GIVEN EXERCISE
Using the records below, report how many lines hold "przestrzeni", with no extra text.

SOURCE MATERIAL
- - -

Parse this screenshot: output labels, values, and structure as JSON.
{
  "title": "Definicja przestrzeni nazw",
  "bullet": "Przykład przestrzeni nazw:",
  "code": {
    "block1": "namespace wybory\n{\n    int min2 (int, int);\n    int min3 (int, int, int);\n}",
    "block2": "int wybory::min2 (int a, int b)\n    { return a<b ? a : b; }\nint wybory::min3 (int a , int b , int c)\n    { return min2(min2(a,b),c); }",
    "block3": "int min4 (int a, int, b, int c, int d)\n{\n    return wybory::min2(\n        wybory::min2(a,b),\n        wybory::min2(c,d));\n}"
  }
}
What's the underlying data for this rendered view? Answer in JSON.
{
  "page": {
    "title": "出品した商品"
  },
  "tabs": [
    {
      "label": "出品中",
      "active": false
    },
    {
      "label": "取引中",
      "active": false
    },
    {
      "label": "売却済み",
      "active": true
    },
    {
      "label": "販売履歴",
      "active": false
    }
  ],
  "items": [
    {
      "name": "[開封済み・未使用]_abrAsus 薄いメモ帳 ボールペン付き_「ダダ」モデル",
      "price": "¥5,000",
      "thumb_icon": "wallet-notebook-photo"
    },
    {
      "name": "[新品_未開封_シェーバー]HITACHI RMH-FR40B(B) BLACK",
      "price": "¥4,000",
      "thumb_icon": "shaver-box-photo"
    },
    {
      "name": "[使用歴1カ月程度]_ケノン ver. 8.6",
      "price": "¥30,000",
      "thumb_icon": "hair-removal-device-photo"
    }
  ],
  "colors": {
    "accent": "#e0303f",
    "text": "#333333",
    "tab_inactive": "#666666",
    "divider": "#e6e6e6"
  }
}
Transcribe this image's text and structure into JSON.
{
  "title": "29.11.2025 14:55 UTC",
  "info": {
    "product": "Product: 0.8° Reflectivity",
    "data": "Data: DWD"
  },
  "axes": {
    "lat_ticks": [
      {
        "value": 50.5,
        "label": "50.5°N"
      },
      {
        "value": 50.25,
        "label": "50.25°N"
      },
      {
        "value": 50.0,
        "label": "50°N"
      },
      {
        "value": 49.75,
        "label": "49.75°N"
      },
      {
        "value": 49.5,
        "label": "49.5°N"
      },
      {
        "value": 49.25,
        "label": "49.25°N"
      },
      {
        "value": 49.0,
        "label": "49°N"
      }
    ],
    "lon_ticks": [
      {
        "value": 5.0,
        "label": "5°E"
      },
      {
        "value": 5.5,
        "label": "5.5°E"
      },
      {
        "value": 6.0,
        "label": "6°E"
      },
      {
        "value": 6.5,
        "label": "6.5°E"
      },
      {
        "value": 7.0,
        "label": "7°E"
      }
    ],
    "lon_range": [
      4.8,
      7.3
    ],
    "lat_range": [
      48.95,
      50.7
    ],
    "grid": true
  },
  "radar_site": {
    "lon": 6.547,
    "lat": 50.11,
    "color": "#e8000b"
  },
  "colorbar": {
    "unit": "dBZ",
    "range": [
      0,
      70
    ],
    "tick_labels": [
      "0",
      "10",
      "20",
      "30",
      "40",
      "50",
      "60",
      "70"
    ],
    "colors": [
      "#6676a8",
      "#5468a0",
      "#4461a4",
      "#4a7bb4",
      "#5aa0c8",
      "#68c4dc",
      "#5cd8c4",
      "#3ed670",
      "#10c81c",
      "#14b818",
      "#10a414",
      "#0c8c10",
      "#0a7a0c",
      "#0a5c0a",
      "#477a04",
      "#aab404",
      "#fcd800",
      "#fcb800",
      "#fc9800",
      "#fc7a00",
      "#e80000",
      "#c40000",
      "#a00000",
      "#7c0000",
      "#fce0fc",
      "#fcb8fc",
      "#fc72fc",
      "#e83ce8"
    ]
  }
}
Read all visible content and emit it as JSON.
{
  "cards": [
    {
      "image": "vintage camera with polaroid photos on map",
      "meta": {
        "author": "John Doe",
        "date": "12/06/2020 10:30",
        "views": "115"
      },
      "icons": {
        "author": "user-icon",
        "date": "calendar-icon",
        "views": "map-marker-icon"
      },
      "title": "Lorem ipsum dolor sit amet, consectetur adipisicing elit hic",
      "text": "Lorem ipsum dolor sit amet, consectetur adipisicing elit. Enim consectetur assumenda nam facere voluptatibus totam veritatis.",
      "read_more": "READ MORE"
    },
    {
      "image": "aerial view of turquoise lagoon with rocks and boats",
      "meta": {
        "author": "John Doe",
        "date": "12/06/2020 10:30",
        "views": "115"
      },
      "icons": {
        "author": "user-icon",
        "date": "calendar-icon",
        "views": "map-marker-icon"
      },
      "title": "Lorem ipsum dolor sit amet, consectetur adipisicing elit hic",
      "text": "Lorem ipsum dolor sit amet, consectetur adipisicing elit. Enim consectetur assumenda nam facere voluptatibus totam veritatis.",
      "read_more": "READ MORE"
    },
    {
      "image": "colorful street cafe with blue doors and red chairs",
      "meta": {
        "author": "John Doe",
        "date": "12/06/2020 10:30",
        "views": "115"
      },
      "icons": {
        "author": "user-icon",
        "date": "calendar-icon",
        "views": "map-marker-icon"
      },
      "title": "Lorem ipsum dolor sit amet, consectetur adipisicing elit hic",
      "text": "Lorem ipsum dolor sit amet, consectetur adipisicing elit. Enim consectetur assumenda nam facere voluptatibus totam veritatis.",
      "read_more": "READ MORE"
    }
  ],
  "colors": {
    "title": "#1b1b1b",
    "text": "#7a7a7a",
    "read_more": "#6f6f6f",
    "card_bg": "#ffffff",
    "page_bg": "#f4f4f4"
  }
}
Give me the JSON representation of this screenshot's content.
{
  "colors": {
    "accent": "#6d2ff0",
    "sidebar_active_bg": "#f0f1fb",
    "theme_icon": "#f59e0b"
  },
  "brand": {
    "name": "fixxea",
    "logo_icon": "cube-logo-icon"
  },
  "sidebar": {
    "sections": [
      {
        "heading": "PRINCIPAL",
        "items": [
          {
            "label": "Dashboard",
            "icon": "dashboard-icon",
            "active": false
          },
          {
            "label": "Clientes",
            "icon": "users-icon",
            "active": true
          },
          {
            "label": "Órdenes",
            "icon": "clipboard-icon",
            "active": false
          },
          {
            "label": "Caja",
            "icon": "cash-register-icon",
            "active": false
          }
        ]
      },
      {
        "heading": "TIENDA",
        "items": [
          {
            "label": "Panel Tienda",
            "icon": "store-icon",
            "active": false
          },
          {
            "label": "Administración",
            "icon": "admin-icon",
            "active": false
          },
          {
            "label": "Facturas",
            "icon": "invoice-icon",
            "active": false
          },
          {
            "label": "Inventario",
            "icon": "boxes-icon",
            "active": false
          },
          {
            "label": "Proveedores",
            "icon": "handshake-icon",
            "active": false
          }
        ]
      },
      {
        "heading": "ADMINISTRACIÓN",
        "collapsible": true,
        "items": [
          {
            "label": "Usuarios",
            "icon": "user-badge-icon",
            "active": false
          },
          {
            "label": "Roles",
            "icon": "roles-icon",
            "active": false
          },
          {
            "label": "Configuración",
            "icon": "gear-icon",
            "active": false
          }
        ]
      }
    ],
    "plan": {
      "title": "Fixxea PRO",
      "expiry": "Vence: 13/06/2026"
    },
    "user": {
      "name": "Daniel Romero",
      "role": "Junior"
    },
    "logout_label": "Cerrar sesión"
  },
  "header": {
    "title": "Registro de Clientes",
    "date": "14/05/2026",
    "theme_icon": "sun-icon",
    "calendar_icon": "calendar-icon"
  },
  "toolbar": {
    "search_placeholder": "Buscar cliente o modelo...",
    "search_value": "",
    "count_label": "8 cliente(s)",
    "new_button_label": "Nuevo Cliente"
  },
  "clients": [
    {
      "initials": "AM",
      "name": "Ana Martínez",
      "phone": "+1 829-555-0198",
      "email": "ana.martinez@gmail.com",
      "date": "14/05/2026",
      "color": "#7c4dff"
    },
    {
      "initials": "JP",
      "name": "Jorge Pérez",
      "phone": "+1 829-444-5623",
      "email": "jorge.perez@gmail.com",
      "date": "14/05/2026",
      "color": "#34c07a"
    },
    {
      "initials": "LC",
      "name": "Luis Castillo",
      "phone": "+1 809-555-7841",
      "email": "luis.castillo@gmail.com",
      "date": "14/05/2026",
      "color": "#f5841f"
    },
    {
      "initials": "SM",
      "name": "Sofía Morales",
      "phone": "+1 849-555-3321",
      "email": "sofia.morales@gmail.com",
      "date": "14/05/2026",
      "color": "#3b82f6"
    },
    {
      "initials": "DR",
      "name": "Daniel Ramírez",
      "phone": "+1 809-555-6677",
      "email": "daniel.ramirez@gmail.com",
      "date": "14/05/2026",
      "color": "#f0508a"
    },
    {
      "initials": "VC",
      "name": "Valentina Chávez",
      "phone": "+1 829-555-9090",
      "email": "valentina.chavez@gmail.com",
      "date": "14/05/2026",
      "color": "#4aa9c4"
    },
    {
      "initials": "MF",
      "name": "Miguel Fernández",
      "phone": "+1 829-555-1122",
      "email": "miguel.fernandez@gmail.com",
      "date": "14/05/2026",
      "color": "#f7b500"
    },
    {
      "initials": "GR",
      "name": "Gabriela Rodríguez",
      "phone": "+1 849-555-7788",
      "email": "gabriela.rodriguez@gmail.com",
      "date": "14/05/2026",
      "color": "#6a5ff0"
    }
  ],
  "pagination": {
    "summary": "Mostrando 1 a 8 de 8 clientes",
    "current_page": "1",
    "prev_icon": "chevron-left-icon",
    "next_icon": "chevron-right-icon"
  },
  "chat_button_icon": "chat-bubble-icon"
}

- - -

ANSWER TO THIS TASK
2